■ Exercise description ■
Pick out all lines of the entries that include the word "activities" and copy them.
======== Record extracts ========
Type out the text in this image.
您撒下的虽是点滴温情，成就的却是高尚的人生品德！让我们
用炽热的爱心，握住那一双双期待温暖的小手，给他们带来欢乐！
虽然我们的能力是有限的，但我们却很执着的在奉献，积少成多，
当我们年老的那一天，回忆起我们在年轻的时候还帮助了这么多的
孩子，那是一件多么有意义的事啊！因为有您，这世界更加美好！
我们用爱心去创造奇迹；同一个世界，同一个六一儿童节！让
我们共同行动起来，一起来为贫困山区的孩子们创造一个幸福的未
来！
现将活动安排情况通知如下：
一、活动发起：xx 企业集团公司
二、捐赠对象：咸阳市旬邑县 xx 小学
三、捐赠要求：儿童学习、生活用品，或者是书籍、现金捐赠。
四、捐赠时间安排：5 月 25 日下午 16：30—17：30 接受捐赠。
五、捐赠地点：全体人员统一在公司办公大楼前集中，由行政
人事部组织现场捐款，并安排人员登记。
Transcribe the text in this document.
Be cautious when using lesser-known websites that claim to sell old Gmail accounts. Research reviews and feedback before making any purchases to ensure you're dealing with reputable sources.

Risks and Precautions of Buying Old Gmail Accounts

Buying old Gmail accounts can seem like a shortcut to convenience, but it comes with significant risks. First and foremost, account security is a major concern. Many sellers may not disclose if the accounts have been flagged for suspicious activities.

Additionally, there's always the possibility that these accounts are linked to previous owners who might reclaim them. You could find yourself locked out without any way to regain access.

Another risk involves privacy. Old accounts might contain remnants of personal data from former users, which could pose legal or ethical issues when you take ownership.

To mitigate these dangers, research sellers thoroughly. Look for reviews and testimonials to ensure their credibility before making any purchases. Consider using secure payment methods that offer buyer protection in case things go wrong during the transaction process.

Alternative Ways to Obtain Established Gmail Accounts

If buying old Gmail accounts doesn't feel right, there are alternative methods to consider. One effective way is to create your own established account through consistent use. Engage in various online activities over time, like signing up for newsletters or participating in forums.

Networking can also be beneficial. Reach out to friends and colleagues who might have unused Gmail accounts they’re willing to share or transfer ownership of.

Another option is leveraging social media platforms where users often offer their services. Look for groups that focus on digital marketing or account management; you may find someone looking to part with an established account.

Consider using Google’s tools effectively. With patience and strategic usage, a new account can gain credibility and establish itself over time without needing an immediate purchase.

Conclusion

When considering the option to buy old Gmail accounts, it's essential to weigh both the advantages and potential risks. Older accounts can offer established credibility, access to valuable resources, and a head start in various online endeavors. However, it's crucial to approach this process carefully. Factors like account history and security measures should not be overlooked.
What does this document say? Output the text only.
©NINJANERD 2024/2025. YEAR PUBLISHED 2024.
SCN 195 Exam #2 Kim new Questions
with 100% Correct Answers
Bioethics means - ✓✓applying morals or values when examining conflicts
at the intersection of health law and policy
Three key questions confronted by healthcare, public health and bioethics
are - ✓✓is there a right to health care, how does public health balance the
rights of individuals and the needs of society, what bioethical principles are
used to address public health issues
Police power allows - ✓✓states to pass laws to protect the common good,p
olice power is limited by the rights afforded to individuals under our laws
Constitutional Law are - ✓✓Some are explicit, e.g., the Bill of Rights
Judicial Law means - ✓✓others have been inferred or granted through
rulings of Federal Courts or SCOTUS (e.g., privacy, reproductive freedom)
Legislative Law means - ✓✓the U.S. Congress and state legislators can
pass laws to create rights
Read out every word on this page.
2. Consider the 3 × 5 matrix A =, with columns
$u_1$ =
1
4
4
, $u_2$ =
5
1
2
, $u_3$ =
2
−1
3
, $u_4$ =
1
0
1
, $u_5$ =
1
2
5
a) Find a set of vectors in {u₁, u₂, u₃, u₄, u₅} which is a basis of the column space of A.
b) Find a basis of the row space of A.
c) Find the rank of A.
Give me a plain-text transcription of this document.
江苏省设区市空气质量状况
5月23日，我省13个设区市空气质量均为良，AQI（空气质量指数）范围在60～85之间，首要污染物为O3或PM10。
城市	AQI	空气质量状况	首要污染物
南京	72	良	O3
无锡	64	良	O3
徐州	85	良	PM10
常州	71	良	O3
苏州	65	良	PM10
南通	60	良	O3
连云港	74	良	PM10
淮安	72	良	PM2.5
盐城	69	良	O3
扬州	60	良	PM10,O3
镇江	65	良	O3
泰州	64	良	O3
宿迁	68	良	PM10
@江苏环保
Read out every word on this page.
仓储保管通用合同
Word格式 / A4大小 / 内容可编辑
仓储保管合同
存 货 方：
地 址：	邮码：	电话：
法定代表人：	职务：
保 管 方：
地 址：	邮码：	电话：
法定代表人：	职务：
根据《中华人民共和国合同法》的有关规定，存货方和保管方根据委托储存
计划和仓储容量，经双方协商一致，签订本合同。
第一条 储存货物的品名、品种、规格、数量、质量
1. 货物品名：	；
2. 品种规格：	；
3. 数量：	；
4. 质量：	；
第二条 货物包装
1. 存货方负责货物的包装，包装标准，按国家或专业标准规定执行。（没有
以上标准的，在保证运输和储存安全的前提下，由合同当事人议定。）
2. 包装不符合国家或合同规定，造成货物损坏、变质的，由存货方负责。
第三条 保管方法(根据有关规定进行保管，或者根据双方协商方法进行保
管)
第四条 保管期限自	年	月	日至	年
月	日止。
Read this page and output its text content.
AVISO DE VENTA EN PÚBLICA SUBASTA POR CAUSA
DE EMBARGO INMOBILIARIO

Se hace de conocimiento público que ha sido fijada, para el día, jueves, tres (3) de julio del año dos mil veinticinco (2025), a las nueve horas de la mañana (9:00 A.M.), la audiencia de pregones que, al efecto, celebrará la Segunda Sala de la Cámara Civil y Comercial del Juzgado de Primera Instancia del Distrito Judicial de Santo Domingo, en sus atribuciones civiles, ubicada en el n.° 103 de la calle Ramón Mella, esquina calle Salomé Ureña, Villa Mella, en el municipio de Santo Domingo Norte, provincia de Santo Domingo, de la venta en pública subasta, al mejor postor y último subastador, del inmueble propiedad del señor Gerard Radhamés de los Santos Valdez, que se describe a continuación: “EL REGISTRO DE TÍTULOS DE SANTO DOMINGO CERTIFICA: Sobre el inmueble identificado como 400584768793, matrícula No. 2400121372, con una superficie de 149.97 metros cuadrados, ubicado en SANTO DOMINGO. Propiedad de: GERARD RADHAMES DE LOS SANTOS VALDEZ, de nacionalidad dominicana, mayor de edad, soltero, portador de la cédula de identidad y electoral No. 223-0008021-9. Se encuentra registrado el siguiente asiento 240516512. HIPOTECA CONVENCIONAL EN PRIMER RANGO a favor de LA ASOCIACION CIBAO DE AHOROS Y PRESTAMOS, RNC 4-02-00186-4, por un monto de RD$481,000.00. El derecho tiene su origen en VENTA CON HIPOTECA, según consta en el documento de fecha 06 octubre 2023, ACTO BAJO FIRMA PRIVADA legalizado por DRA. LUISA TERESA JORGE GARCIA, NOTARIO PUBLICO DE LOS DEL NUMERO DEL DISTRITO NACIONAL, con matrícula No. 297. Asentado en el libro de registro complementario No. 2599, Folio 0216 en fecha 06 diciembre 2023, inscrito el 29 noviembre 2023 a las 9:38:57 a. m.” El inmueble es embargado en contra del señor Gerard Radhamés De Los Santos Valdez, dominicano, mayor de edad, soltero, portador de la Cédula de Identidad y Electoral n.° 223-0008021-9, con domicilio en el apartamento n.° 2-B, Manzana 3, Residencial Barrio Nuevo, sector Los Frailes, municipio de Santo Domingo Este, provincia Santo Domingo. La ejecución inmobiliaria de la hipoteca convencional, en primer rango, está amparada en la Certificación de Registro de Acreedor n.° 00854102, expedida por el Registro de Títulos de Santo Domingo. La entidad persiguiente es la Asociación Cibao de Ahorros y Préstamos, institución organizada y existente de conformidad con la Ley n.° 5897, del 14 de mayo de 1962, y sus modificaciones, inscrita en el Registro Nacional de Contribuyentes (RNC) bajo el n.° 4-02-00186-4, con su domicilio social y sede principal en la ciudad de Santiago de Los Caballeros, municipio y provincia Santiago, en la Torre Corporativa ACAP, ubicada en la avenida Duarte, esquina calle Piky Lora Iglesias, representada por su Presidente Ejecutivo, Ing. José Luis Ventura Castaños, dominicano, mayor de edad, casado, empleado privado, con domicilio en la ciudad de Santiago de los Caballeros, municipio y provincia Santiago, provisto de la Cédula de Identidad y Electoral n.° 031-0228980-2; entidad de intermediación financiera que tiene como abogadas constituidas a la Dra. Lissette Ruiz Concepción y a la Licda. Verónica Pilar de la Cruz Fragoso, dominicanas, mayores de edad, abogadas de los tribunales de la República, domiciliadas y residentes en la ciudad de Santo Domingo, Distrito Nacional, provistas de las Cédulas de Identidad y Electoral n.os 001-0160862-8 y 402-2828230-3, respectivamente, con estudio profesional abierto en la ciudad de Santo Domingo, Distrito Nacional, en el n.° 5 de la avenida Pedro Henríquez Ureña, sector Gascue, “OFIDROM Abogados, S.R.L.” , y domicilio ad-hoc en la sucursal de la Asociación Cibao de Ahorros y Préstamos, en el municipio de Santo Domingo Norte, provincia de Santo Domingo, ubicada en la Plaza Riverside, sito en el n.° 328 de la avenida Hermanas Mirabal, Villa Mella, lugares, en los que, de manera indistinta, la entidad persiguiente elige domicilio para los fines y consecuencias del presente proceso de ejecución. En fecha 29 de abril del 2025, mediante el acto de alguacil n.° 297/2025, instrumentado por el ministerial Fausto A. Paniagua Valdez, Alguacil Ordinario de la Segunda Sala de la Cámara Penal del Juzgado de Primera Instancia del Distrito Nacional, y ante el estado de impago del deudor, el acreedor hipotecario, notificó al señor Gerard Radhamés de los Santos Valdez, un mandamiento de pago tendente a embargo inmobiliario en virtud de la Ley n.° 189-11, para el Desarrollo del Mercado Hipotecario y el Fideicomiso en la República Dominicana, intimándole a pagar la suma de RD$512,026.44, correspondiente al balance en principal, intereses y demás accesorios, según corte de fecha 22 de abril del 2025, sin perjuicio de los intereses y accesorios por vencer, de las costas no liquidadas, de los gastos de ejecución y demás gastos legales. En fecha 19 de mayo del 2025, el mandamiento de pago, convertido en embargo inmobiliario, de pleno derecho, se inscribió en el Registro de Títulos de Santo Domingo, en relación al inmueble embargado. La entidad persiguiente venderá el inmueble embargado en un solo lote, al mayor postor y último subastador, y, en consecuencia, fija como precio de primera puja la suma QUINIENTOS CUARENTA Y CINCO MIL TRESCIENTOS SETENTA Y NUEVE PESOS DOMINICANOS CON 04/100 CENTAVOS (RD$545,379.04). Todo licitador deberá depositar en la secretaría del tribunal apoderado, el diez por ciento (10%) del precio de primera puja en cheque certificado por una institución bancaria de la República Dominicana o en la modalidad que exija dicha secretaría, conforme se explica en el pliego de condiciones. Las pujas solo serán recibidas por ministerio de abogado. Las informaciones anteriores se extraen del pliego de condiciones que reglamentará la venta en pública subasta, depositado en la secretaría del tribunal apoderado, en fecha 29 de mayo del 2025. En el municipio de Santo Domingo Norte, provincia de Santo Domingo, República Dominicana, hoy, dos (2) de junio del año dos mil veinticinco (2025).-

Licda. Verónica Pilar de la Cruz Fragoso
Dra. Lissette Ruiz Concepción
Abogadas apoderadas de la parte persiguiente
========
■ Task output ■
Buying old Gmail accounts can seem like a shortcut to convenience, but it comes with significant risks. First and foremost, account security is a major concern. Many sellers may not disclose if the accounts have been flagged for suspicious activities.
If buying old Gmail accounts doesn't feel right, there are alternative methods to consider. One effective way is to create your own established account through consistent use. Engage in various online activities over time, like signing up for newsletters or participating in forums.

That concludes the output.